- Task directions
Copy the entries word for word, from the very start through the line holding "- account-cell[interactable]: 100204", both ends included.

- Data
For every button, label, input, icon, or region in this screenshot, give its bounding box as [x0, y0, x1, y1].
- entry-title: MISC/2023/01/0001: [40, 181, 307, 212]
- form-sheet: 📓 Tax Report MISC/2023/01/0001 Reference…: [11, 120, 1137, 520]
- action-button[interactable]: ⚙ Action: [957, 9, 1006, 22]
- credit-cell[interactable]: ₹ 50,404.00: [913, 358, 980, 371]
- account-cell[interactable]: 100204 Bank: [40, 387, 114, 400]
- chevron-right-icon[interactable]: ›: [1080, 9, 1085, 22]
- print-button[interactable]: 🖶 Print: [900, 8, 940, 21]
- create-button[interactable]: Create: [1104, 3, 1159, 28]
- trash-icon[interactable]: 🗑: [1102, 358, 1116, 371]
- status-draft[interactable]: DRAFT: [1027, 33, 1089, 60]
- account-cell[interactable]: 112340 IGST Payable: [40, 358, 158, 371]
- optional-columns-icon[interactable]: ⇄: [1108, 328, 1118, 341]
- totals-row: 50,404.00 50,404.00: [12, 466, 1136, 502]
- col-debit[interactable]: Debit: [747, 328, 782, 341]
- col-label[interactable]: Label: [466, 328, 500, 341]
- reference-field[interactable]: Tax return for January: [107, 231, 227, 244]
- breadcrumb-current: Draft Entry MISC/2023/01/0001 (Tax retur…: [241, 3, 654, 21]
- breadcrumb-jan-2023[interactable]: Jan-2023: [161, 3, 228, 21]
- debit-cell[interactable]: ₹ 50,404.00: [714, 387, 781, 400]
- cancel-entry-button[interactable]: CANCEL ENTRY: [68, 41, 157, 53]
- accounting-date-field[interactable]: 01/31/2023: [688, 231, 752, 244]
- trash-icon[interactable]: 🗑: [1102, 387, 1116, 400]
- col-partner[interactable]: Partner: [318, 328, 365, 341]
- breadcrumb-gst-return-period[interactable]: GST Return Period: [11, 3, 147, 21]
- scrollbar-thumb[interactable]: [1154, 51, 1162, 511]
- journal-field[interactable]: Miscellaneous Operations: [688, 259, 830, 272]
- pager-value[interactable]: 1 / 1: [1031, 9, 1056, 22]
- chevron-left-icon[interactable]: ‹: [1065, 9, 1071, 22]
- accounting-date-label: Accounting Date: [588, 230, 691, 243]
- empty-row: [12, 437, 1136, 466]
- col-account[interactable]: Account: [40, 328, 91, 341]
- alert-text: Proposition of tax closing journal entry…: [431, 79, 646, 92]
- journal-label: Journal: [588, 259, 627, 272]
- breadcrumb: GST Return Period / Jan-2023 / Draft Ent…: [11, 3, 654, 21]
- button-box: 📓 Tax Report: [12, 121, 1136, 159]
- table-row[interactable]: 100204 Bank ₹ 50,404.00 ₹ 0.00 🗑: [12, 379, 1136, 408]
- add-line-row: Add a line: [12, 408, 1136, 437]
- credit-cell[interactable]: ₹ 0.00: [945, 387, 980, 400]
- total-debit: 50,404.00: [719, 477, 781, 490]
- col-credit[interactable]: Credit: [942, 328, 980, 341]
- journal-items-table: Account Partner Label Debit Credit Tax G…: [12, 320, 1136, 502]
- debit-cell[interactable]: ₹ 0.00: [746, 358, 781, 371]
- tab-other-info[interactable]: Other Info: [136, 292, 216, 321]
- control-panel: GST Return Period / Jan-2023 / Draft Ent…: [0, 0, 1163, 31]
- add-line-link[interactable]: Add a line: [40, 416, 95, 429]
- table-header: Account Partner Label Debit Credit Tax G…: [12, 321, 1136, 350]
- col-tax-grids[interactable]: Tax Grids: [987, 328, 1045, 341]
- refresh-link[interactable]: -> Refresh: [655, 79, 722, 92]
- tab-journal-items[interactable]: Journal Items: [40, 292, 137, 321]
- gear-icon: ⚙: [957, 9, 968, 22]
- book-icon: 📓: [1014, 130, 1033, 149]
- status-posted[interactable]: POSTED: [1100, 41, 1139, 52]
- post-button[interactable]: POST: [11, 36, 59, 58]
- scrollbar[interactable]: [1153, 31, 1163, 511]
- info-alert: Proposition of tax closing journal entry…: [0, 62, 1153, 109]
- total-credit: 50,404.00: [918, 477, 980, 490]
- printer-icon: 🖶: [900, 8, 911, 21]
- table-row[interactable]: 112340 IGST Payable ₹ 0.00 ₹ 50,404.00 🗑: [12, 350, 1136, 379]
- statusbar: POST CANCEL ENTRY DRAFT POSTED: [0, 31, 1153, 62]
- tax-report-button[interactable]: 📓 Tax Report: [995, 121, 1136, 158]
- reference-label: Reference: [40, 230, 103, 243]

- Expected output
For every button, label, input, icon, or region in this screenshot, give its bounding box as [x0, y0, x1, y1].
- entry-title: MISC/2023/01/0001: [40, 181, 307, 212]
- form-sheet: 📓 Tax Report MISC/2023/01/0001 Reference…: [11, 120, 1137, 520]
- action-button[interactable]: ⚙ Action: [957, 9, 1006, 22]
- credit-cell[interactable]: ₹ 50,404.00: [913, 358, 980, 371]
- account-cell[interactable]: 100204 Bank: [40, 387, 114, 400]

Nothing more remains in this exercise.